● Aim
Reproduce all of the material word for word.

-- Begin Supplied data --

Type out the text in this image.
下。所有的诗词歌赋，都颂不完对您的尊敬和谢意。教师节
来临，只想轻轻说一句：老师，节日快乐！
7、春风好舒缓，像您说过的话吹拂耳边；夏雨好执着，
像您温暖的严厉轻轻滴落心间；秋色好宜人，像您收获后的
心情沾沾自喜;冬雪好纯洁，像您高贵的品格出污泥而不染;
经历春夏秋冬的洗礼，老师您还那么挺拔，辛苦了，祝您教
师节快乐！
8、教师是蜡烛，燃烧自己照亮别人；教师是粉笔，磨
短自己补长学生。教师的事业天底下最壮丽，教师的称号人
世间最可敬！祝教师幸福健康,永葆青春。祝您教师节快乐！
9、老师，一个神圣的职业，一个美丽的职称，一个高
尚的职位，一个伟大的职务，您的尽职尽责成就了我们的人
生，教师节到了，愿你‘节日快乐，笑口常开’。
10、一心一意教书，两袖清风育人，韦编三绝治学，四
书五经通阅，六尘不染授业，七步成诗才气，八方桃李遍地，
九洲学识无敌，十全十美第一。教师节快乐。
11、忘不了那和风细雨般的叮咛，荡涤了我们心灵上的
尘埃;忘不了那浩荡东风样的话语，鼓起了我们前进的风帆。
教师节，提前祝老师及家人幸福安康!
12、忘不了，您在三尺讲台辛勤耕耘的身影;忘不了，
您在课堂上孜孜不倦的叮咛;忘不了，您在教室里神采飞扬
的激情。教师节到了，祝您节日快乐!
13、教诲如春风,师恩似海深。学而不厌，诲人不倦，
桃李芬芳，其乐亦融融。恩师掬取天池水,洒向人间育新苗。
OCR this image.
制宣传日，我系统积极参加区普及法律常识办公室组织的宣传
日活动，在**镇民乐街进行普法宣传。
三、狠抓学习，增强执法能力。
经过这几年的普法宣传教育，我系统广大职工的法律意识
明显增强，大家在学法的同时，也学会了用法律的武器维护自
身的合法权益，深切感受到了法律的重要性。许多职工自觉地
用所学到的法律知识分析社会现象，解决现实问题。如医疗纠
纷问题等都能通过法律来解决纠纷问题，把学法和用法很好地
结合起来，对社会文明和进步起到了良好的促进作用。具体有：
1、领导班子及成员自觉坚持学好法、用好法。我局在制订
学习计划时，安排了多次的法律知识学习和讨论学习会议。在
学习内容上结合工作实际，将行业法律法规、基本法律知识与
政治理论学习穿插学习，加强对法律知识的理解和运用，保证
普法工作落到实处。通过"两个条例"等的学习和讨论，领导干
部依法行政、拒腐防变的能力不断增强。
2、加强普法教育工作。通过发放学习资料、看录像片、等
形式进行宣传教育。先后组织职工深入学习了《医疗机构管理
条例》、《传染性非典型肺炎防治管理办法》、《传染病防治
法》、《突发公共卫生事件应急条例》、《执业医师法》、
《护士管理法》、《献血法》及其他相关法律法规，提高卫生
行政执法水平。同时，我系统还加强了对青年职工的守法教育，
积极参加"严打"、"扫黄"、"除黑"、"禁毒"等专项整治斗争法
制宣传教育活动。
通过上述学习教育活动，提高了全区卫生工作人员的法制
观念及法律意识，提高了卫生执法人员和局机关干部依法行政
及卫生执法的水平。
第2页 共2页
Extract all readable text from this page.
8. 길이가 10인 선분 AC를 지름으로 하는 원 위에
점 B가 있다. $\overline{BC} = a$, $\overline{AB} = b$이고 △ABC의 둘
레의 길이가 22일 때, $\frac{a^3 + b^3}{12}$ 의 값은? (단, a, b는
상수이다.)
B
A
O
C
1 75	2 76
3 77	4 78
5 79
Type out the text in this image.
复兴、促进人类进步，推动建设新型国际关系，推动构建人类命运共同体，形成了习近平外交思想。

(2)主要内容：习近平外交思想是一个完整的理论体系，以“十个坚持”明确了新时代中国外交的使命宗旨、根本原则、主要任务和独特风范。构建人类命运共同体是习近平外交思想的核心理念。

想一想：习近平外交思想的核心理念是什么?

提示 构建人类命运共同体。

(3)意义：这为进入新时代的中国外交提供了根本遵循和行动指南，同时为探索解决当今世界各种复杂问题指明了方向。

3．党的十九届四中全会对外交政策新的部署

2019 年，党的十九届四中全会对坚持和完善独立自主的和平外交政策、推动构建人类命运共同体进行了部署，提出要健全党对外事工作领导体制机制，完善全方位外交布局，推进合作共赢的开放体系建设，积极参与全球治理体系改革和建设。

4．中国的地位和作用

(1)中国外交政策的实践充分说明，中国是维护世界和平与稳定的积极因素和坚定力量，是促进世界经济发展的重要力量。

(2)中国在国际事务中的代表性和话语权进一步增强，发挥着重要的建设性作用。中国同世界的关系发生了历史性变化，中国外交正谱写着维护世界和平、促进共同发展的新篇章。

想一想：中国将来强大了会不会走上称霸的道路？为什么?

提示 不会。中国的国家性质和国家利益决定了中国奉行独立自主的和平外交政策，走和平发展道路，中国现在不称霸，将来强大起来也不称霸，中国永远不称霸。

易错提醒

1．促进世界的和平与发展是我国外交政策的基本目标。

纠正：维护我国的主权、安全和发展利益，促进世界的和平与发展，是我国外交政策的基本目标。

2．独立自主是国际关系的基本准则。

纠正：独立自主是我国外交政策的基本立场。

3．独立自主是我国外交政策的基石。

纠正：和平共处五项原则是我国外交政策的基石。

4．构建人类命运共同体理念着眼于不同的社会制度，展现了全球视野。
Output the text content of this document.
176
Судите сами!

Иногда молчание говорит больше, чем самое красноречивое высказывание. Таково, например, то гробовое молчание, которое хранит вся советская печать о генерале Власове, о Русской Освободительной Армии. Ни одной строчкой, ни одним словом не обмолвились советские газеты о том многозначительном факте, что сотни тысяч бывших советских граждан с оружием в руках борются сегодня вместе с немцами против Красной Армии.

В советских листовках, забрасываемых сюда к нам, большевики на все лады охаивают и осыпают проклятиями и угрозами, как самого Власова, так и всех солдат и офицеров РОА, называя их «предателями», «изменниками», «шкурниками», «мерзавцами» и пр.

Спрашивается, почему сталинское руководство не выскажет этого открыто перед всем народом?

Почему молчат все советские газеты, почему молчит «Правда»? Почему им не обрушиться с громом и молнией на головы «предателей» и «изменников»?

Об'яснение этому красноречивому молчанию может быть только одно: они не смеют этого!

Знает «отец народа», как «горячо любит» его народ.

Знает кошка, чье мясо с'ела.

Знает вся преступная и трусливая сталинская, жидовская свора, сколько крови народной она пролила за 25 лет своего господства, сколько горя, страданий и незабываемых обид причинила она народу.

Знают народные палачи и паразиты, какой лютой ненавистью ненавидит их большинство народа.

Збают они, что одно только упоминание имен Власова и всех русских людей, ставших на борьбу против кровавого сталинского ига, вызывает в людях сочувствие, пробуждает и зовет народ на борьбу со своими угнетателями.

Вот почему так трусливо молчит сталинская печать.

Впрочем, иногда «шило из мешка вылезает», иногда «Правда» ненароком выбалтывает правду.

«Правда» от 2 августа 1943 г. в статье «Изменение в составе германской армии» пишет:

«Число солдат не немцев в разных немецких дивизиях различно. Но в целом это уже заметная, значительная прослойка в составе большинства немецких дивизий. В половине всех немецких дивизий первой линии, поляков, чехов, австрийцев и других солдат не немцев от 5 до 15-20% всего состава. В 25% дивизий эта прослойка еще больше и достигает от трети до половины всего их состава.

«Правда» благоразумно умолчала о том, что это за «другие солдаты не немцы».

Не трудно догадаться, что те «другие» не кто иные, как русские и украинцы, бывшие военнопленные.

-- End Supplied data --

● Written answer
Type out the text in this image.
下。所有的诗词歌赋，都颂不完对您的尊敬和谢意。教师节
来临，只想轻轻说一句：老师，节日快乐！
7、春风好舒缓，像您说过的话吹拂耳边；夏雨好执着，
像您温暖的严厉轻轻滴落心间；秋色好宜人，像您收获后的
心情沾沾自喜;冬雪好纯洁，像您高贵的品格出污泥而不染;
经历春夏秋冬的洗礼，老师您还那么挺拔，辛苦了，祝您教
师节快乐！
8、教师是蜡烛，燃烧自己照亮别人；教师是粉笔，磨
短自己补长学生。教师的事业天底下最壮丽，教师的称号人
世间最可敬！祝教师幸福健康,永葆青春。祝您教师节快乐！
9、老师，一个神圣的职业，一个美丽的职称，一个高
尚的职位，一个伟大的职务，您的尽职尽责成就了我们的人
生，教师节到了，愿你‘节日快乐，笑口常开’。
10、一心一意教书，两袖清风育人，韦编三绝治学，四
书五经通阅，六尘不染授业，七步成诗才气，八方桃李遍地，
九洲学识无敌，十全十美第一。教师节快乐。
11、忘不了那和风细雨般的叮咛，荡涤了我们心灵上的
尘埃;忘不了那浩荡东风样的话语，鼓起了我们前进的风帆。
教师节，提前祝老师及家人幸福安康!
12、忘不了，您在三尺讲台辛勤耕耘的身影;忘不了，
您在课堂上孜孜不倦的叮咛;忘不了，您在教室里神采飞扬
的激情。教师节到了，祝您节日快乐!
13、教诲如春风,师恩似海深。学而不厌，诲人不倦，
桃李芬芳，其乐亦融融。恩师掬取天池水,洒向人间育新苗。
OCR this image.
制宣传日，我系统积极参加区普及法律常识办公室组织的宣传
日活动，在**镇民乐街进行普法宣传。
三、狠抓学习，增强执法能力。
经过这几年的普法宣传教育，我系统广大职工的法律意识
明显增强，大家在学法的同时，也学会了用法律的武器维护自
身的合法权益，深切感受到了法律的重要性。许多职工自觉地
用所学到的法律知识分析社会现象，解决现实问题。如医疗纠
纷问题等都能通过法律来解决纠纷问题，把学法和用法很好地
结合起来，对社会文明和进步起到了良好的促进作用。具体有：
1、领导班子及成员自觉坚持学好法、用好法。我局在制订
学习计划时，安排了多次的法律知识学习和讨论学习会议。在
学习内容上结合工作实际，将行业法律法规、基本法律知识与
政治理论学习穿插学习，加强对法律知识的理解和运用，保证
普法工作落到实处。通过"两个条例"等的学习和讨论，领导干
部依法行政、拒腐防变的能力不断增强。
2、加强普法教育工作。通过发放学习资料、看录像片、等
形式进行宣传教育。先后组织职工深入学习了《医疗机构管理
条例》、《传染性非典型肺炎防治管理办法》、《传染病防治
法》、《突发公共卫生事件应急条例》、《执业医师法》、
《护士管理法》、《献血法》及其他相关法律法规，提高卫生
行政执法水平。同时，我系统还加强了对青年职工的守法教育，
积极参加"严打"、"扫黄"、"除黑"、"禁毒"等专项整治斗争法
制宣传教育活动。
通过上述学习教育活动，提高了全区卫生工作人员的法制
观念及法律意识，提高了卫生执法人员和局机关干部依法行政
及卫生执法的水平。
第2页 共2页
Extract all readable text from this page.
8. 길이가 10인 선분 AC를 지름으로 하는 원 위에
점 B가 있다. $\overline{BC} = a$, $\overline{AB} = b$이고 △ABC의 둘
레의 길이가 22일 때, $\frac{a^3 + b^3}{12}$ 의 값은? (단, a, b는
상수이다.)
B
A
O
C
1 75	2 76
3 77	4 78
5 79
Type out the text in this image.
复兴、促进人类进步，推动建设新型国际关系，推动构建人类命运共同体，形成了习近平外交思想。

(2)主要内容：习近平外交思想是一个完整的理论体系，以“十个坚持”明确了新时代中国外交的使命宗旨、根本原则、主要任务和独特风范。构建人类命运共同体是习近平外交思想的核心理念。

想一想：习近平外交思想的核心理念是什么?

提示 构建人类命运共同体。

(3)意义：这为进入新时代的中国外交提供了根本遵循和行动指南，同时为探索解决当今世界各种复杂问题指明了方向。

3．党的十九届四中全会对外交政策新的部署

2019 年，党的十九届四中全会对坚持和完善独立自主的和平外交政策、推动构建人类命运共同体进行了部署，提出要健全党对外事工作领导体制机制，完善全方位外交布局，推进合作共赢的开放体系建设，积极参与全球治理体系改革和建设。

4．中国的地位和作用

(1)中国外交政策的实践充分说明，中国是维护世界和平与稳定的积极因素和坚定力量，是促进世界经济发展的重要力量。

(2)中国在国际事务中的代表性和话语权进一步增强，发挥着重要的建设性作用。中国同世界的关系发生了历史性变化，中国外交正谱写着维护世界和平、促进共同发展的新篇章。

想一想：中国将来强大了会不会走上称霸的道路？为什么?

提示 不会。中国的国家性质和国家利益决定了中国奉行独立自主的和平外交政策，走和平发展道路，中国现在不称霸，将来强大起来也不称霸，中国永远不称霸。

易错提醒

1．促进世界的和平与发展是我国外交政策的基本目标。

纠正：维护我国的主权、安全和发展利益，促进世界的和平与发展，是我国外交政策的基本目标。

2．独立自主是国际关系的基本准则。

纠正：独立自主是我国外交政策的基本立场。

3．独立自主是我国外交政策的基石。

纠正：和平共处五项原则是我国外交政策的基石。

4．构建人类命运共同体理念着眼于不同的社会制度，展现了全球视野。
Output the text content of this document.
176
Судите сами!

Иногда молчание говорит больше, чем самое красноречивое высказывание. Таково, например, то гробовое молчание, которое хранит вся советская печать о генерале Власове, о Русской Освободительной Армии. Ни одной строчкой, ни одним словом не обмолвились советские газеты о том многозначительном факте, что сотни тысяч бывших советских граждан с оружием в руках борются сегодня вместе с немцами против Красной Армии.

В советских листовках, забрасываемых сюда к нам, большевики на все лады охаивают и осыпают проклятиями и угрозами, как самого Власова, так и всех солдат и офицеров РОА, называя их «предателями», «изменниками», «шкурниками», «мерзавцами» и пр.

Спрашивается, почему сталинское руководство не выскажет этого открыто перед всем народом?

Почему молчат все советские газеты, почему молчит «Правда»? Почему им не обрушиться с громом и молнией на головы «предателей» и «изменников»?

Об'яснение этому красноречивому молчанию может быть только одно: они не смеют этого!

Знает «отец народа», как «горячо любит» его народ.

Знает кошка, чье мясо с'ела.

Знает вся преступная и трусливая сталинская, жидовская свора, сколько крови народной она пролила за 25 лет своего господства, сколько горя, страданий и незабываемых обид причинила она народу.

Знают народные палачи и паразиты, какой лютой ненавистью ненавидит их большинство народа.

Збают они, что одно только упоминание имен Власова и всех русских людей, ставших на борьбу против кровавого сталинского ига, вызывает в людях сочувствие, пробуждает и зовет народ на борьбу со своими угнетателями.

Вот почему так трусливо молчит сталинская печать.

Впрочем, иногда «шило из мешка вылезает», иногда «Правда» ненароком выбалтывает правду.

«Правда» от 2 августа 1943 г. в статье «Изменение в составе германской армии» пишет:

«Число солдат не немцев в разных немецких дивизиях различно. Но в целом это уже заметная, значительная прослойка в составе большинства немецких дивизий. В половине всех немецких дивизий первой линии, поляков, чехов, австрийцев и других солдат не немцев от 5 до 15-20% всего состава. В 25% дивизий эта прослойка еще больше и достигает от трети до половины всего их состава.

«Правда» благоразумно умолчала о том, что это за «другие солдаты не немцы».

Не трудно догадаться, что те «другие» не кто иные, как русские и украинцы, бывшие военнопленные.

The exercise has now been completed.